→ What you should do:
Write out the data below in full, unchanged, minus the images.

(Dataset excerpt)
========================
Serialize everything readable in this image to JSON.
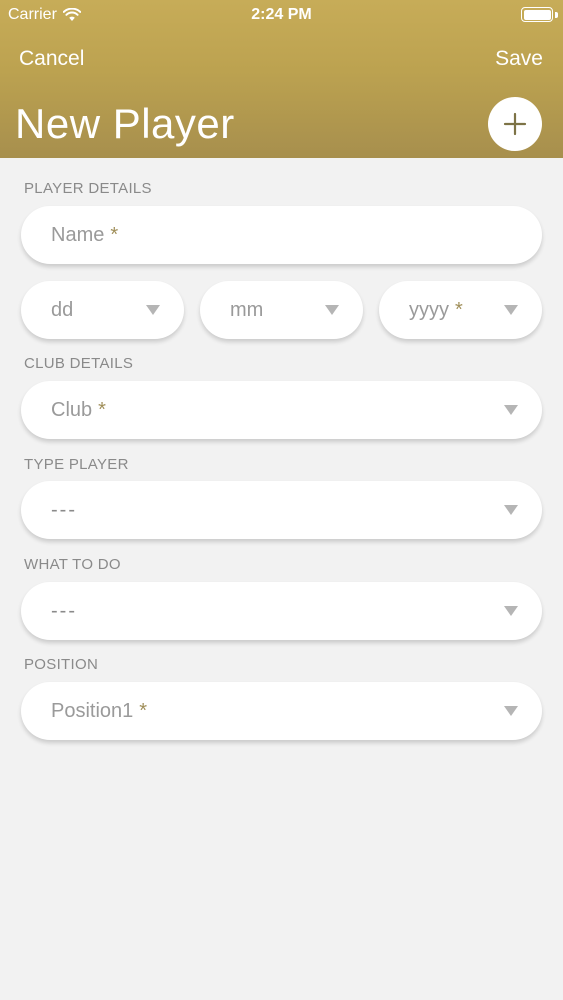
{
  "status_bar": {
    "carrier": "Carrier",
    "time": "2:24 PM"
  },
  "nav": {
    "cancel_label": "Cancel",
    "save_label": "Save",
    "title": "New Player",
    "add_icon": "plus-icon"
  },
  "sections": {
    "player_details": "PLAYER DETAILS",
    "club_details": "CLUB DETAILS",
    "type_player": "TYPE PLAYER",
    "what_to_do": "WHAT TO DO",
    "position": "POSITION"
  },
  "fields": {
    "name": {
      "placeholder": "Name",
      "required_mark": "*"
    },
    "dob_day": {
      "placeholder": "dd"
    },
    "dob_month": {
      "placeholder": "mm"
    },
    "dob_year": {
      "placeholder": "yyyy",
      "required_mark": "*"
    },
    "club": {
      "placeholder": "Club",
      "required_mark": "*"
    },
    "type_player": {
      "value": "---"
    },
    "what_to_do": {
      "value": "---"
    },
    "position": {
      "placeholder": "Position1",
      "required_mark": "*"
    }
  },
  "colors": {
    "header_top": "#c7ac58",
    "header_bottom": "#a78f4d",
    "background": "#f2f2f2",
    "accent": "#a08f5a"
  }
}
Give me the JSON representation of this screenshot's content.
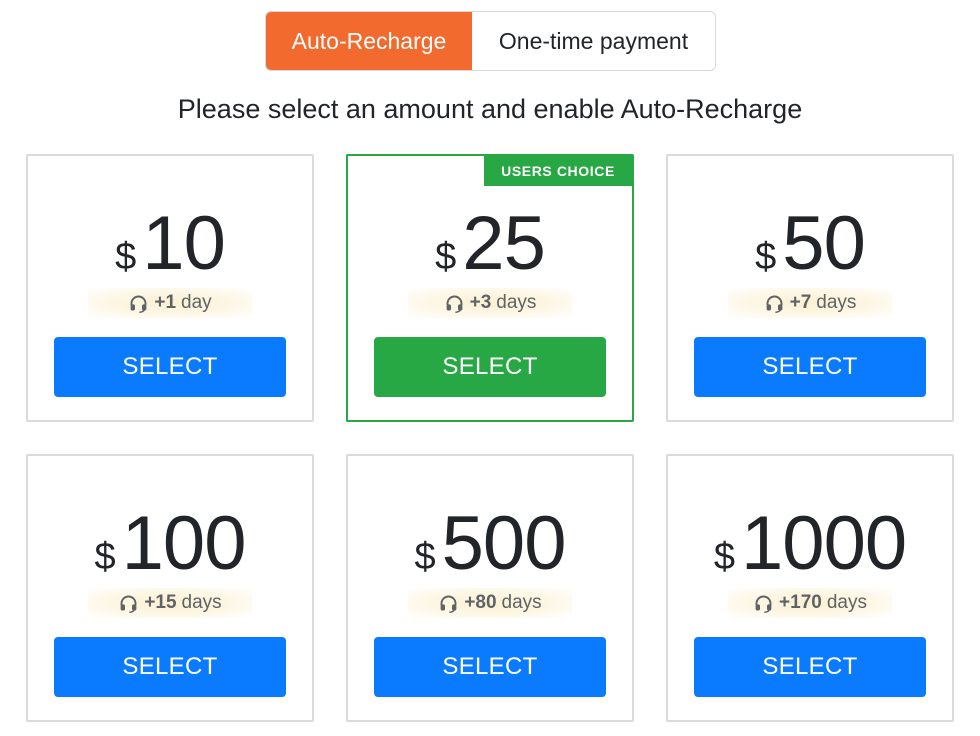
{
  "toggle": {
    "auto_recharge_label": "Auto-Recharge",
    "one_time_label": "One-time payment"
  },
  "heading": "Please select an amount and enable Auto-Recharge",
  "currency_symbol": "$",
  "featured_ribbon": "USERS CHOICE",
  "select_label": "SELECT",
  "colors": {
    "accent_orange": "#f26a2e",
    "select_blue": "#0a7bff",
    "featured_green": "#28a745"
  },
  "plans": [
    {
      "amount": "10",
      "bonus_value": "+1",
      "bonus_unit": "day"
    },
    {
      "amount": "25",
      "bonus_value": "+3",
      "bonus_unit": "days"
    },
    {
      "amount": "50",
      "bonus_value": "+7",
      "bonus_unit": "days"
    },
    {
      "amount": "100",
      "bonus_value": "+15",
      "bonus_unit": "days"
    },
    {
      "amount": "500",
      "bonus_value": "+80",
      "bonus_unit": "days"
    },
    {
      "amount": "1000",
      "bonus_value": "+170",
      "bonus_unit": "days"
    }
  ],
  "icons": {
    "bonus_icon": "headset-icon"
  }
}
========================
→ Exercise response:
Serialize everything readable in this image to JSON.
{
  "status_bar": {
    "carrier": "Carrier",
    "time": "2:24 PM"
  },
  "nav": {
    "cancel_label": "Cancel",
    "save_label": "Save",
    "title": "New Player",
    "add_icon": "plus-icon"
  },
  "sections": {
    "player_details": "PLAYER DETAILS",
    "club_details": "CLUB DETAILS",
    "type_player": "TYPE PLAYER",
    "what_to_do": "WHAT TO DO",
    "position": "POSITION"
  },
  "fields": {
    "name": {
      "placeholder": "Name",
      "required_mark": "*"
    },
    "dob_day": {
      "placeholder": "dd"
    },
    "dob_month": {
      "placeholder": "mm"
    },
    "dob_year": {
      "placeholder": "yyyy",
      "required_mark": "*"
    },
    "club": {
      "placeholder": "Club",
      "required_mark": "*"
    },
    "type_player": {
      "value": "---"
    },
    "what_to_do": {
      "value": "---"
    },
    "position": {
      "placeholder": "Position1",
      "required_mark": "*"
    }
  },
  "colors": {
    "header_top": "#c7ac58",
    "header_bottom": "#a78f4d",
    "background": "#f2f2f2",
    "accent": "#a08f5a"
  }
}
Give me the JSON representation of this screenshot's content.
{
  "toggle": {
    "auto_recharge_label": "Auto-Recharge",
    "one_time_label": "One-time payment"
  },
  "heading": "Please select an amount and enable Auto-Recharge",
  "currency_symbol": "$",
  "featured_ribbon": "USERS CHOICE",
  "select_label": "SELECT",
  "colors": {
    "accent_orange": "#f26a2e",
    "select_blue": "#0a7bff",
    "featured_green": "#28a745"
  },
  "plans": [
    {
      "amount": "10",
      "bonus_value": "+1",
      "bonus_unit": "day"
    },
    {
      "amount": "25",
      "bonus_value": "+3",
      "bonus_unit": "days"
    },
    {
      "amount": "50",
      "bonus_value": "+7",
      "bonus_unit": "days"
    },
    {
      "amount": "100",
      "bonus_value": "+15",
      "bonus_unit": "days"
    },
    {
      "amount": "500",
      "bonus_value": "+80",
      "bonus_unit": "days"
    },
    {
      "amount": "1000",
      "bonus_value": "+170",
      "bonus_unit": "days"
    }
  ],
  "icons": {
    "bonus_icon": "headset-icon"
  }
}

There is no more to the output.